### Record set
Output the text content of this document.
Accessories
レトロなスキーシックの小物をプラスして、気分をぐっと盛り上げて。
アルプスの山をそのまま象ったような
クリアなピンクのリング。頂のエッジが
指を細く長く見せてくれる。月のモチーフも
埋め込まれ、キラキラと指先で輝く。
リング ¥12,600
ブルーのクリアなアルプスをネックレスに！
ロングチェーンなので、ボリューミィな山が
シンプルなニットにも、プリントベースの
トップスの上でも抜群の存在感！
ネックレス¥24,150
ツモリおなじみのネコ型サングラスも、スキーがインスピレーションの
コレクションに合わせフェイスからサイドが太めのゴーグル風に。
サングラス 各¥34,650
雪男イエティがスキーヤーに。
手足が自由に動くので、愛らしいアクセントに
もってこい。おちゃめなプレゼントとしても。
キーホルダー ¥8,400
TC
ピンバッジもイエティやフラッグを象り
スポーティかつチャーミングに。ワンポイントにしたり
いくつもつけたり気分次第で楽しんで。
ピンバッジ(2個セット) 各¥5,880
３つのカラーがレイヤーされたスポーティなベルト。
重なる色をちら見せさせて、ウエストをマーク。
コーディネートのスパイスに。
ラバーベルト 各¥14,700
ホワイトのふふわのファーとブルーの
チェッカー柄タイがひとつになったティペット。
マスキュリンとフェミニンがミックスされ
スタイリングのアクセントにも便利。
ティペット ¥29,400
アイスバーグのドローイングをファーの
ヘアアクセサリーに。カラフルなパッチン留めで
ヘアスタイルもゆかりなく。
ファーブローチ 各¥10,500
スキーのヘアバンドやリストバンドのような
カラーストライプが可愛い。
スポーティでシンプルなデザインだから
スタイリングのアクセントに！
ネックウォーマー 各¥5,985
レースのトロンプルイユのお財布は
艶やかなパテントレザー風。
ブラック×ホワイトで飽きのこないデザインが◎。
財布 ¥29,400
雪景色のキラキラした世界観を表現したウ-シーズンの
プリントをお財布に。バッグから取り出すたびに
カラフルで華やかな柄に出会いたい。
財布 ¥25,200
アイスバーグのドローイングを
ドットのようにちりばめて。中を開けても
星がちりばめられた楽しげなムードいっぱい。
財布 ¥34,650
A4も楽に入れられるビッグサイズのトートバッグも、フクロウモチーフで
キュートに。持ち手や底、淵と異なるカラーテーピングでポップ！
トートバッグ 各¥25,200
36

### Instructions for the task
Every line above should be printed again exactly as it stands.

### Expected output
Output the text content of this document.
Accessories
レトロなスキーシックの小物をプラスして、気分をぐっと盛り上げて。
アルプスの山をそのまま象ったような
クリアなピンクのリング。頂のエッジが
指を細く長く見せてくれる。月のモチーフも
埋め込まれ、キラキラと指先で輝く。
リング ¥12,600
ブルーのクリアなアルプスをネックレスに！
ロングチェーンなので、ボリューミィな山が
シンプルなニットにも、プリントベースの
トップスの上でも抜群の存在感！
ネックレス¥24,150
ツモリおなじみのネコ型サングラスも、スキーがインスピレーションの
コレクションに合わせフェイスからサイドが太めのゴーグル風に。
サングラス 各¥34,650
雪男イエティがスキーヤーに。
手足が自由に動くので、愛らしいアクセントに
もってこい。おちゃめなプレゼントとしても。
キーホルダー ¥8,400
TC
ピンバッジもイエティやフラッグを象り
スポーティかつチャーミングに。ワンポイントにしたり
いくつもつけたり気分次第で楽しんで。
ピンバッジ(2個セット) 各¥5,880
３つのカラーがレイヤーされたスポーティなベルト。
重なる色をちら見せさせて、ウエストをマーク。
コーディネートのスパイスに。
ラバーベルト 各¥14,700
ホワイトのふふわのファーとブルーの
チェッカー柄タイがひとつになったティペット。
マスキュリンとフェミニンがミックスされ
スタイリングのアクセントにも便利。
ティペット ¥29,400
アイスバーグのドローイングをファーの
ヘアアクセサリーに。カラフルなパッチン留めで
ヘアスタイルもゆかりなく。
ファーブローチ 各¥10,500
スキーのヘアバンドやリストバンドのような
カラーストライプが可愛い。
スポーティでシンプルなデザインだから
スタイリングのアクセントに！
ネックウォーマー 各¥5,985
レースのトロンプルイユのお財布は
艶やかなパテントレザー風。
ブラック×ホワイトで飽きのこないデザインが◎。
財布 ¥29,400
雪景色のキラキラした世界観を表現したウ-シーズンの
プリントをお財布に。バッグから取り出すたびに
カラフルで華やかな柄に出会いたい。
財布 ¥25,200
アイスバーグのドローイングを
ドットのようにちりばめて。中を開けても
星がちりばめられた楽しげなムードいっぱい。
財布 ¥34,650
A4も楽に入れられるビッグサイズのトートバッグも、フクロウモチーフで
キュートに。持ち手や底、淵と異なるカラーテーピングでポップ！
トートバッグ 各¥25,200
36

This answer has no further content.